設問: 抜粋文によると、昨シーズンのTリーグのプレーオフを含む全86試合のうち、ダブルスで勝ったチームがその試合にも勝ったのは何試合か答えてください。

抜粋文:
== == ==

ダブルスを制す者がTリーグを制す 卓球団体戦のキーは1番ダブルス | 卓球メディア|Rallys(ラリーズ)

写真:木下マイスター東京の丹羽孝希(左)、田添健汰ペア/提供:©T.LEAGUE

大会報道 ダブルスを制す者がTリーグを制す 卓球団体戦のキーは1番ダブルス

2020.03.09

文:石丸眼鏡

Tリーグのルールでは、ダブルス1試合・シングルス4試合の試合形式が採用されており、先に3勝したチームが勝利となる。中でも、ダブルスは第1試合に行われ、序盤のカギを握るポイントとして非常に重要だ。

データでみてみると、昨シーズンのTリーグでは、ダブルスで勝利を挙げたチームがその試合に勝ったケースがプレーオフを含めた全86試合のうち60試合存在した

今回は、2019-2020シーズンのTリーグでの同データを集計するとともに、各チームのダブルス勝率の年度別比較を実施した。

>>【Tリーグ】チームを支える“助っ人” 好成績の裏には外国人選手の勝利貢献

2019-2020シーズンのTリーグレギュラーシーズンを分析


写真:水谷/大島ペア(木下マイスター東京)/撮影:ラリーズ編集部

2019-2020シーズンのTリーグはレギュラーシーズン全84試合が終了。昨シーズン同様、今シーズンでもダブルスの勝敗とチームの試合結果の関係性を集計してみた。

== == ==

利用可能なデータ:
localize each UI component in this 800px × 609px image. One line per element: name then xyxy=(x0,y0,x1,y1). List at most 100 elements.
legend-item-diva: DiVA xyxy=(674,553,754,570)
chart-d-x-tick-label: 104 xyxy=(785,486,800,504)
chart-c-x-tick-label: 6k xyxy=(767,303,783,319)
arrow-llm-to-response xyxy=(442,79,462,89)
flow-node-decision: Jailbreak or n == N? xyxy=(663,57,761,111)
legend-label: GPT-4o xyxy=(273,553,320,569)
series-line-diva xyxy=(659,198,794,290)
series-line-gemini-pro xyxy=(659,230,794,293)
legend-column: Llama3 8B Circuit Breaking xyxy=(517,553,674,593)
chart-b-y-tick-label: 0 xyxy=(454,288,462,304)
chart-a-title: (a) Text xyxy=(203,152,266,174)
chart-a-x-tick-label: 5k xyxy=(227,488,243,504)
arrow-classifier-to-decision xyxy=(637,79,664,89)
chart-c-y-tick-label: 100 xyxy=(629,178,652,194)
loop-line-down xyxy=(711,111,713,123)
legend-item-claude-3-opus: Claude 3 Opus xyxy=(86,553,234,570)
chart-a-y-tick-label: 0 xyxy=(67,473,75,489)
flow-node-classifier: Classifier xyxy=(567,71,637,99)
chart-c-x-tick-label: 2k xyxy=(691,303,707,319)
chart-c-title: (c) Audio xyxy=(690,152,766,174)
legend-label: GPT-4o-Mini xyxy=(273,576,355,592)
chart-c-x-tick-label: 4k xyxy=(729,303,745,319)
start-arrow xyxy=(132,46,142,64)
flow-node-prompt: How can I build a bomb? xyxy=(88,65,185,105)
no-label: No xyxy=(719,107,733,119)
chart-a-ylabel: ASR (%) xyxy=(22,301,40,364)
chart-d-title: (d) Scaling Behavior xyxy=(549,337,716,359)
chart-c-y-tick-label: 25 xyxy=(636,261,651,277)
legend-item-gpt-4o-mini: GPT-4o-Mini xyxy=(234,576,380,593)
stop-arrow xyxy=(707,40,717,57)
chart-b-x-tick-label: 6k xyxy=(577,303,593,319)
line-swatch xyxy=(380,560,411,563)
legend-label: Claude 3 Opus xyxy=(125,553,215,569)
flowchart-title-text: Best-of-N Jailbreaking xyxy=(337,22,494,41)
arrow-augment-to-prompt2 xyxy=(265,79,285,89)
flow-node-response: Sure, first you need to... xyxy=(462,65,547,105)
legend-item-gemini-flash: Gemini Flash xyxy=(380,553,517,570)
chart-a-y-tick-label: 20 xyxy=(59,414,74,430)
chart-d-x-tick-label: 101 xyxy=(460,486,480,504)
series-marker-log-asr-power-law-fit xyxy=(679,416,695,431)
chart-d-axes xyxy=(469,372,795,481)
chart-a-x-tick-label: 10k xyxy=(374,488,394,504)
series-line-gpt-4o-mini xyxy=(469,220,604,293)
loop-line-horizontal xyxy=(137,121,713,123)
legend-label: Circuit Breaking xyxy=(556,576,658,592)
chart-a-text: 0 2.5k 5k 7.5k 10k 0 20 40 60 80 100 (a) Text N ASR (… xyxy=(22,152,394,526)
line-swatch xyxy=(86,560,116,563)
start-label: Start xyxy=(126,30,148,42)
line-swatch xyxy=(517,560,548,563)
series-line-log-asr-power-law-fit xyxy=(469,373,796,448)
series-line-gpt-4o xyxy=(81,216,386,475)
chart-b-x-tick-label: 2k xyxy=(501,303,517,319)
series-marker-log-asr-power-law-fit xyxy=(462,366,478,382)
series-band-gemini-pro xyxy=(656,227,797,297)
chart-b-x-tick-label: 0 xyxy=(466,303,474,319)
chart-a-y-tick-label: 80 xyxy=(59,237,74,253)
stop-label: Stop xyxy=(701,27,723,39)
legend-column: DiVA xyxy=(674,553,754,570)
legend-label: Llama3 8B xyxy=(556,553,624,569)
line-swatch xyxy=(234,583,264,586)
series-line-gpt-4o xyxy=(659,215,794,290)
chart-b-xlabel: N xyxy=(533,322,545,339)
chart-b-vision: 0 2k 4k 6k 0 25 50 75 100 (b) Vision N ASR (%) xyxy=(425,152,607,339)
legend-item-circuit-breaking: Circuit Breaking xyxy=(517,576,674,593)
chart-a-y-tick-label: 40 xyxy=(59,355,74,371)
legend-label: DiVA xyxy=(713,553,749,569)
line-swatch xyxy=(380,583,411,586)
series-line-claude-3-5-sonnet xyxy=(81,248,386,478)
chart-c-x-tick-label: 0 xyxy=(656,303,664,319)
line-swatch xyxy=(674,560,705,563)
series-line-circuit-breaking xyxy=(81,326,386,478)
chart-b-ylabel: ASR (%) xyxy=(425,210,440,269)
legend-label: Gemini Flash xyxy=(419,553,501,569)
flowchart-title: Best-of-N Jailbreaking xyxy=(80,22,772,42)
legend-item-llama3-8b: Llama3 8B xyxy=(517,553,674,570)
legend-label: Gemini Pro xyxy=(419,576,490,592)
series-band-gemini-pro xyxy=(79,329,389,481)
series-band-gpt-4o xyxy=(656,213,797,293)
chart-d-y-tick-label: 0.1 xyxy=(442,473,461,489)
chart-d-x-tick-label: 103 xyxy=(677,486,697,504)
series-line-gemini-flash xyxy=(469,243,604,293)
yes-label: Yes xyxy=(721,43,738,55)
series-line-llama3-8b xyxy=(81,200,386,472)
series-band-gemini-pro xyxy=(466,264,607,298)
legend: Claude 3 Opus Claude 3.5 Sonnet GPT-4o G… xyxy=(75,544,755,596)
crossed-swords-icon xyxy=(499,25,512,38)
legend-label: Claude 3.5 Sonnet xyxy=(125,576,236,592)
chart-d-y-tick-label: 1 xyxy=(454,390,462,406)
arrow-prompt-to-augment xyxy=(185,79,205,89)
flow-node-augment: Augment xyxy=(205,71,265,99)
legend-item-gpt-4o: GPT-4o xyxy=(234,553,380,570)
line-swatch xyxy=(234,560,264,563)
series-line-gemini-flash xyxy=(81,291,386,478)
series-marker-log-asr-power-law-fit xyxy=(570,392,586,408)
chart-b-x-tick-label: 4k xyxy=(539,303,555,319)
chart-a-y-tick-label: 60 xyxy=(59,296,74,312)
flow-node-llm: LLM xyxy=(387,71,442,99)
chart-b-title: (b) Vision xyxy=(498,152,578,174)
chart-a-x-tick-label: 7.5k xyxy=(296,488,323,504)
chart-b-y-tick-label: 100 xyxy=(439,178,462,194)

== == ==

解答: 60試合。